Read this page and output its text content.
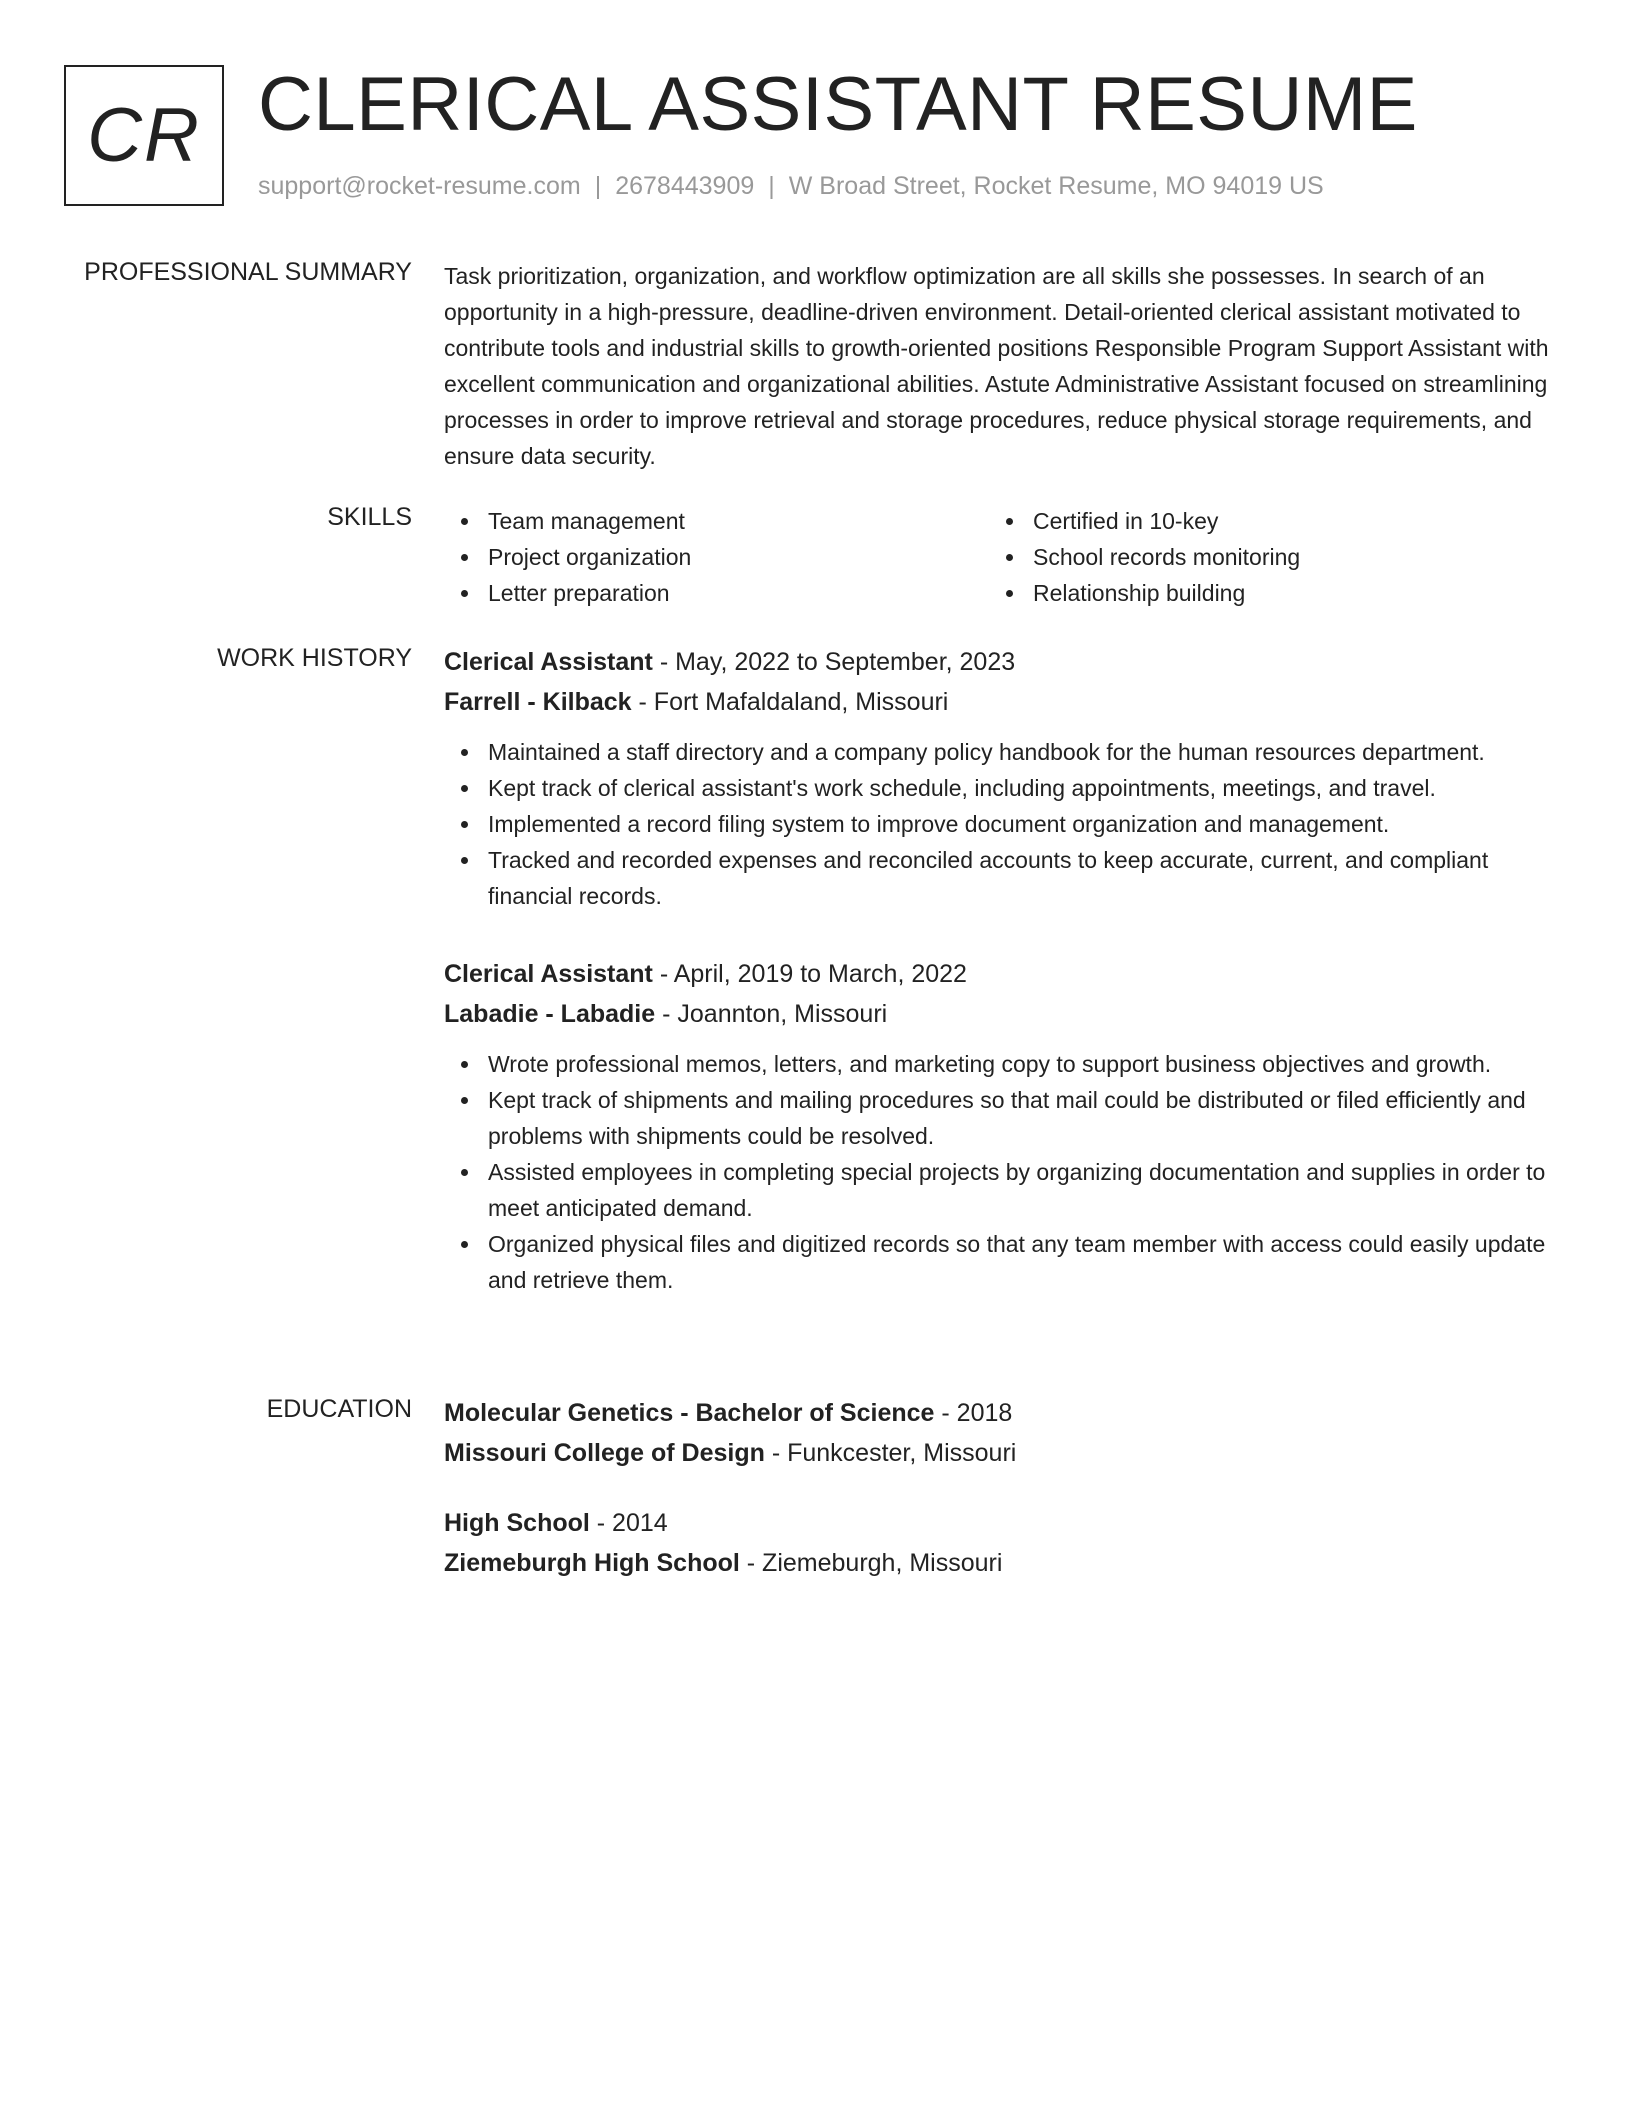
CR CLERICAL ASSISTANT RESUME
support@rocket-resume.com | 2678443909 | W Broad Street, Rocket Resume, MO 94019 US
PROFESSIONAL SUMMARY Task prioritization, organization, and workflow optimization are all skills she possesses. In search of an opportunity in a high-pressure, deadline-driven environment. Detail-oriented clerical assistant motivated to contribute tools and industrial skills to growth-oriented positions Responsible Program Support Assistant with excellent communication and organizational abilities. Astute Administrative Assistant focused on streamlining processes in order to improve retrieval and storage procedures, reduce physical storage requirements, and ensure data security.

SKILLS	Team management	Certified in 10-key
Project organization	School records monitoring
Letter preparation	Relationship building
WORK HISTORY Clerical Assistant - May, 2022 to September, 2023
Farrell - Kilback - Fort Mafaldaland, Missouri
Maintained a staff directory and a company policy handbook for the human resources department.
Kept track of clerical assistant's work schedule, including appointments, meetings, and travel.
Implemented a record filing system to improve document organization and management.
Tracked and recorded expenses and reconciled accounts to keep accurate, current, and compliant financial records.
Clerical Assistant - April, 2019 to March, 2022
Labadie - Labadie - Joannton, Missouri
Wrote professional memos, letters, and marketing copy to support business objectives and growth.
Kept track of shipments and mailing procedures so that mail could be distributed or filed efficiently and problems with shipments could be resolved.
Assisted employees in completing special projects by organizing documentation and supplies in order to meet anticipated demand.
Organized physical files and digitized records so that any team member with access could easily update and retrieve them.
EDUCATION Molecular Genetics - Bachelor of Science - 2018
Missouri College of Design - Funkcester, Missouri
High School - 2014
Ziemeburgh High School - Ziemeburgh, Missouri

▶ What the task asks
Write the entries above out again exactly, but not the pictures.

▶ Answer in full
Read this page and output its text content.
CR CLERICAL ASSISTANT RESUME
support@rocket-resume.com | 2678443909 | W Broad Street, Rocket Resume, MO 94019 US
PROFESSIONAL SUMMARY Task prioritization, organization, and workflow optimization are all skills she possesses. In search of an opportunity in a high-pressure, deadline-driven environment. Detail-oriented clerical assistant motivated to contribute tools and industrial skills to growth-oriented positions Responsible Program Support Assistant with excellent communication and organizational abilities. Astute Administrative Assistant focused on streamlining processes in order to improve retrieval and storage procedures, reduce physical storage requirements, and ensure data security.

SKILLS	Team management	Certified in 10-key
Project organization	School records monitoring
Letter preparation	Relationship building
WORK HISTORY Clerical Assistant - May, 2022 to September, 2023
Farrell - Kilback - Fort Mafaldaland, Missouri
Maintained a staff directory and a company policy handbook for the human resources department.
Kept track of clerical assistant's work schedule, including appointments, meetings, and travel.
Implemented a record filing system to improve document organization and management.
Tracked and recorded expenses and reconciled accounts to keep accurate, current, and compliant financial records.
Clerical Assistant - April, 2019 to March, 2022
Labadie - Labadie - Joannton, Missouri
Wrote professional memos, letters, and marketing copy to support business objectives and growth.
Kept track of shipments and mailing procedures so that mail could be distributed or filed efficiently and problems with shipments could be resolved.
Assisted employees in completing special projects by organizing documentation and supplies in order to meet anticipated demand.
Organized physical files and digitized records so that any team member with access could easily update and retrieve them.
EDUCATION Molecular Genetics - Bachelor of Science - 2018
Missouri College of Design - Funkcester, Missouri
High School - 2014
Ziemeburgh High School - Ziemeburgh, Missouri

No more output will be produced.